• SET PROBLEM: Filter the records below for the word "赤壁怀古". Copy each line that holds it.

• INFORMATION PROVIDED:
==*==

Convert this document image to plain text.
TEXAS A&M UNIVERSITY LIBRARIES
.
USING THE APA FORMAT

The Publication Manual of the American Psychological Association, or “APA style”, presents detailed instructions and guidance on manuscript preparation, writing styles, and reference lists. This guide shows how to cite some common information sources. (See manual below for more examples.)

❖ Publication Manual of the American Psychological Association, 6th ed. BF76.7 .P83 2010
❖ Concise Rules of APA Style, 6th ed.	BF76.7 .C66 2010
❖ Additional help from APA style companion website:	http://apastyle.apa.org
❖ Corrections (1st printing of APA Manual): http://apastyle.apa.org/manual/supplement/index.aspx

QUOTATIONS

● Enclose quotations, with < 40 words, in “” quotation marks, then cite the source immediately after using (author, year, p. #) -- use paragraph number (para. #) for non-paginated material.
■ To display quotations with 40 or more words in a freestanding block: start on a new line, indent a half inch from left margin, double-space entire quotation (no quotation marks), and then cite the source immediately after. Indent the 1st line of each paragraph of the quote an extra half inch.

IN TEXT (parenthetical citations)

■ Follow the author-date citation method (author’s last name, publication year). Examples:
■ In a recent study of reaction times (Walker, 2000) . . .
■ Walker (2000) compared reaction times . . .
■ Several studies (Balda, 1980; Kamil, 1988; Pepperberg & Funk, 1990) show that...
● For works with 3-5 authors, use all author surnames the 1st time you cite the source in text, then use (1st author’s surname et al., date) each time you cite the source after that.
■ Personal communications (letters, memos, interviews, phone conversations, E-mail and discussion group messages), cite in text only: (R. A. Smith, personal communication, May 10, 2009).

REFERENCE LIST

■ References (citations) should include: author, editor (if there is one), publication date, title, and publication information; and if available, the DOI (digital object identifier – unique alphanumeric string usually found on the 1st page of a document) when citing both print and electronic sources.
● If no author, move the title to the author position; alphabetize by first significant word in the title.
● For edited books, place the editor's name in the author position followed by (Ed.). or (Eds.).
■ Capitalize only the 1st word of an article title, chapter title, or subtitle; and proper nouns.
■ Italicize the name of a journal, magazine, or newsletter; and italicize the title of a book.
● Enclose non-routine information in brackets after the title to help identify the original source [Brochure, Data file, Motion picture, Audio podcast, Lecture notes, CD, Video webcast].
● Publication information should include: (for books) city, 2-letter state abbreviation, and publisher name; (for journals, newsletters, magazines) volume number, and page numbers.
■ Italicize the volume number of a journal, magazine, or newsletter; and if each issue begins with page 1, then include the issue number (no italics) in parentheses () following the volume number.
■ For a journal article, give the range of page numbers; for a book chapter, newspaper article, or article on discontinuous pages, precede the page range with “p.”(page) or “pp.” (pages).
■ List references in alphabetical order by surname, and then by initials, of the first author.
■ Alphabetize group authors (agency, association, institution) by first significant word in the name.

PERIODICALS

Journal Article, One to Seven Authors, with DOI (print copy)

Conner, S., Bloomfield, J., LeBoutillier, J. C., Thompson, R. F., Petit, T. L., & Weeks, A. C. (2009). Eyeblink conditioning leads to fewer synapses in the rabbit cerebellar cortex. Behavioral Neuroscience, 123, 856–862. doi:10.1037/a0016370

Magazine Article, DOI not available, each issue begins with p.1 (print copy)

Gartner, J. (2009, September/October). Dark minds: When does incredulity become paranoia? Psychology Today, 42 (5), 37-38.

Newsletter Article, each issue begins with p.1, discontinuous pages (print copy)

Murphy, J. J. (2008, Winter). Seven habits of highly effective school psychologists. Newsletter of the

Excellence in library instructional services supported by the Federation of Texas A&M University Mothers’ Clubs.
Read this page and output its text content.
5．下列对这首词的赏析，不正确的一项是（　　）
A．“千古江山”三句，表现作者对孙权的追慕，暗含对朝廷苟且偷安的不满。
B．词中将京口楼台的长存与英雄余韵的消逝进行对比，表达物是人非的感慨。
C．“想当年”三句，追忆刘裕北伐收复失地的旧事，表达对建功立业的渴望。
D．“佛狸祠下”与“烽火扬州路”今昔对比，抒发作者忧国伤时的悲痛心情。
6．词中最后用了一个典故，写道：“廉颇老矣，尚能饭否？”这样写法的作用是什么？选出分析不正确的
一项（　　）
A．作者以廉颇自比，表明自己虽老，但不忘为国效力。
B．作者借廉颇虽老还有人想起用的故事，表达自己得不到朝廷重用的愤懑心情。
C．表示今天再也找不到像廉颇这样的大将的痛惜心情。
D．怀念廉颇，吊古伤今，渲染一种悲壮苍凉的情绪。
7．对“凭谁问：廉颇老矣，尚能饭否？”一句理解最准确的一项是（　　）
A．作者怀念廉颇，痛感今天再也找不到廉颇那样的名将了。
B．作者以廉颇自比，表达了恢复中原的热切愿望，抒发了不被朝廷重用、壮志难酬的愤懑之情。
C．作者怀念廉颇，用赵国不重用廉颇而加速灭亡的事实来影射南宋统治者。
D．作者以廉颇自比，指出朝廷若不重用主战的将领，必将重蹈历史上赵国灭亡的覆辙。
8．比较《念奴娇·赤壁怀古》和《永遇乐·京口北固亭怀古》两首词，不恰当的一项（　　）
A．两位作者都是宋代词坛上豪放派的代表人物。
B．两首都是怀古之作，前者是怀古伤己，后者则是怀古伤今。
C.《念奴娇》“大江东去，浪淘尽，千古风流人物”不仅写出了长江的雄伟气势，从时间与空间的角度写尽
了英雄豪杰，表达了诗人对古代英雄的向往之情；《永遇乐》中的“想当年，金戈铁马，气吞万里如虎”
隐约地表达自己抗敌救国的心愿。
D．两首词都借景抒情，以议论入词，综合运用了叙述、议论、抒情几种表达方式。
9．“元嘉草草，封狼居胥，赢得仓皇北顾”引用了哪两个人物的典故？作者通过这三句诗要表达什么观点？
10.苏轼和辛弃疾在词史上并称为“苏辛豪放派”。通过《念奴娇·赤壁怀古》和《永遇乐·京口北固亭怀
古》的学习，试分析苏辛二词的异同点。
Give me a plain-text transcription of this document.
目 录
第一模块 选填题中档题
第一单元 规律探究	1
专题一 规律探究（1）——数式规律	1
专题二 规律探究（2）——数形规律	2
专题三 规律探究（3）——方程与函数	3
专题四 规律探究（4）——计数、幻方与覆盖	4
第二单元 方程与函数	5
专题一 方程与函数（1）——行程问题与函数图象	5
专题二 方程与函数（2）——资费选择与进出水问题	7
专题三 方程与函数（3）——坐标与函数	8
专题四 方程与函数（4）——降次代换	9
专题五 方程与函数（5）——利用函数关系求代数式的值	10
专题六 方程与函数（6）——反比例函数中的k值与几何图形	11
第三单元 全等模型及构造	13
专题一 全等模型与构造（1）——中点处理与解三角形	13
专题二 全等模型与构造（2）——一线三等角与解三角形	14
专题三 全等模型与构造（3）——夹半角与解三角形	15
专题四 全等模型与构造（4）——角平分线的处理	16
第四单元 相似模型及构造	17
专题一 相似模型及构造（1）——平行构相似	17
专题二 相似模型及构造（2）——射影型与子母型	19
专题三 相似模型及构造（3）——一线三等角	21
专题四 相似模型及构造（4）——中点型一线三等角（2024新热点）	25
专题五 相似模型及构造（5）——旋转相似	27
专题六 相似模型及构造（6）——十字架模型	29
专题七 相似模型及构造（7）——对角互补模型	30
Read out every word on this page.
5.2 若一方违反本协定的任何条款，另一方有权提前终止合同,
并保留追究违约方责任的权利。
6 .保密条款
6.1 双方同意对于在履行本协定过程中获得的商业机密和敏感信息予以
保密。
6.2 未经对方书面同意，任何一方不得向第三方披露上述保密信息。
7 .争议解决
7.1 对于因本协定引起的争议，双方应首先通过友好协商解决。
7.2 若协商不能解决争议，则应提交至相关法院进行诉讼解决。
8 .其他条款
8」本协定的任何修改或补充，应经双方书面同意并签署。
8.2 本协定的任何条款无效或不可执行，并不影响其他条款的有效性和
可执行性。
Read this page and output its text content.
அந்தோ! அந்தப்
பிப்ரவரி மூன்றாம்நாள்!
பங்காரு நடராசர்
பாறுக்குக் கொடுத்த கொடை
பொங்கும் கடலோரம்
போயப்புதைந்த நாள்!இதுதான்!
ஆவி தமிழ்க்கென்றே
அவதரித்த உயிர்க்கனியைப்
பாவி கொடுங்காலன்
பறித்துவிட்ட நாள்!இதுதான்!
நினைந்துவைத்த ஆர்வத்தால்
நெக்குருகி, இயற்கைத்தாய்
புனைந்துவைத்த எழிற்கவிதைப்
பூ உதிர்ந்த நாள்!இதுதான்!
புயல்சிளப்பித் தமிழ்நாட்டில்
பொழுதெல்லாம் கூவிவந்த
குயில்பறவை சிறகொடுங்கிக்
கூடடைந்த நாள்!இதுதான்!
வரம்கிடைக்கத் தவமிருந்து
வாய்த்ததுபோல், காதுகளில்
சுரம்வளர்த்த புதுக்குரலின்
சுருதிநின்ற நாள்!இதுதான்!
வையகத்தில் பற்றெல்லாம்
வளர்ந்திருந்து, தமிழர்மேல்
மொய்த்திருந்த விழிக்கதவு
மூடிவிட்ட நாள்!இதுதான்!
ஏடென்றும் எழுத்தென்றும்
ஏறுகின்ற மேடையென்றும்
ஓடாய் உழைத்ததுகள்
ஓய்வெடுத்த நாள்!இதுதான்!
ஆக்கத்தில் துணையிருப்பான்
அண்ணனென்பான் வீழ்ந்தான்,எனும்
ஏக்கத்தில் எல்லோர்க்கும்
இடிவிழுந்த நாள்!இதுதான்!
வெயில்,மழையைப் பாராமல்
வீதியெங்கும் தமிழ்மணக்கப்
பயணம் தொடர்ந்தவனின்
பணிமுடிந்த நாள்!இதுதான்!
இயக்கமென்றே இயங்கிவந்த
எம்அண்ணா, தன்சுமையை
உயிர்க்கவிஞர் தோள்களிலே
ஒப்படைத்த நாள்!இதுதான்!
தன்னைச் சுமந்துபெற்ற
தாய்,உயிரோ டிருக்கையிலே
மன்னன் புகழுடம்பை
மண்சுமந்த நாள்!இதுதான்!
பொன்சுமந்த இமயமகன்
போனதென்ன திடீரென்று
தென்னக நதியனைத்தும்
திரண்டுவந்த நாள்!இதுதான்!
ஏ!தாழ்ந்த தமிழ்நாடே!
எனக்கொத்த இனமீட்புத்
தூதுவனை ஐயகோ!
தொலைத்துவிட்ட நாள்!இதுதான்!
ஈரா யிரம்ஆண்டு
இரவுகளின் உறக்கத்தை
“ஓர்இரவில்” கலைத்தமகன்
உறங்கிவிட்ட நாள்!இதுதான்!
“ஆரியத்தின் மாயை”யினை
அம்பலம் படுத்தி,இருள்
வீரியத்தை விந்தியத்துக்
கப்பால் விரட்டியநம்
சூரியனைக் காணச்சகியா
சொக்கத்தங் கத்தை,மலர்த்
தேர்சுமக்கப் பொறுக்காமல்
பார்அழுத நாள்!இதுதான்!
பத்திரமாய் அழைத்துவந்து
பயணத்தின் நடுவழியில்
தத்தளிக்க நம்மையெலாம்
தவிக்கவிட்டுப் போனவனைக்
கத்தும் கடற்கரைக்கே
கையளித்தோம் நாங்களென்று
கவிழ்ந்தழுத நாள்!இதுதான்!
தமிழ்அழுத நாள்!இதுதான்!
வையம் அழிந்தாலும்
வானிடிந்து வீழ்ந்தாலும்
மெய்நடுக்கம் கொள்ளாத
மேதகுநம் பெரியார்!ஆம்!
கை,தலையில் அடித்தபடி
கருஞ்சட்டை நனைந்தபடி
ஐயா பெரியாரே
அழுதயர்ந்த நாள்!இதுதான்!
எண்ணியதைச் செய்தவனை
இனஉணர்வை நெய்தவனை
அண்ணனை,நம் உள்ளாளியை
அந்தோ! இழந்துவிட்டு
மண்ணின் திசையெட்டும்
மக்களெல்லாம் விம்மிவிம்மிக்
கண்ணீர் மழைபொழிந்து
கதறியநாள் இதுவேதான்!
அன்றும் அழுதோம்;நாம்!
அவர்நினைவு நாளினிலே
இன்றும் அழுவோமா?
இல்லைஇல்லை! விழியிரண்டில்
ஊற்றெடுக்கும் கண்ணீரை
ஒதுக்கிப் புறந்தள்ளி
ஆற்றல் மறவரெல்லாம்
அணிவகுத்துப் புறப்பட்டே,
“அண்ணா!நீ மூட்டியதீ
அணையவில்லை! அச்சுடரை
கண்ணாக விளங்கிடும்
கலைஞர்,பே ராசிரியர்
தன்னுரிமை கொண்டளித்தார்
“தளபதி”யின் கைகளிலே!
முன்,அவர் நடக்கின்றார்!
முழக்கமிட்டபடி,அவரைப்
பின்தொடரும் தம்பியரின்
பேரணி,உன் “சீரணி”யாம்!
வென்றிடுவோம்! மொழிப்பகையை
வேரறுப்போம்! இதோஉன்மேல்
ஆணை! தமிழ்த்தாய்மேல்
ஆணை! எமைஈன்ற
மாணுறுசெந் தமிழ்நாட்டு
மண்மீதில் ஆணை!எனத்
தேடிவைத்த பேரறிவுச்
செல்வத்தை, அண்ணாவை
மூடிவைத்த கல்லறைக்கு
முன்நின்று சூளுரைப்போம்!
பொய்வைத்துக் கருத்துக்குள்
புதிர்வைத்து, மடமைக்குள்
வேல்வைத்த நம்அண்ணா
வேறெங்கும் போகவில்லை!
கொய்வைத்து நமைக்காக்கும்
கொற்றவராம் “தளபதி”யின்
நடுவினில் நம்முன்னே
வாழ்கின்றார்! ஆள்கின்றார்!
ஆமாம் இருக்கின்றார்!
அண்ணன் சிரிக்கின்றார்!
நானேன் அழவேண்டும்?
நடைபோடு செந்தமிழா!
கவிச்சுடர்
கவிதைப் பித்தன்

==*==

• SOLVED EXERCISE:
8．比较《念奴娇·赤壁怀古》和《永遇乐·京口北固亭怀古》两首词，不恰当的一项（　　）
10.苏轼和辛弃疾在词史上并称为“苏辛豪放派”。通过《念奴娇·赤壁怀古》和《永遇乐·京口北固亭怀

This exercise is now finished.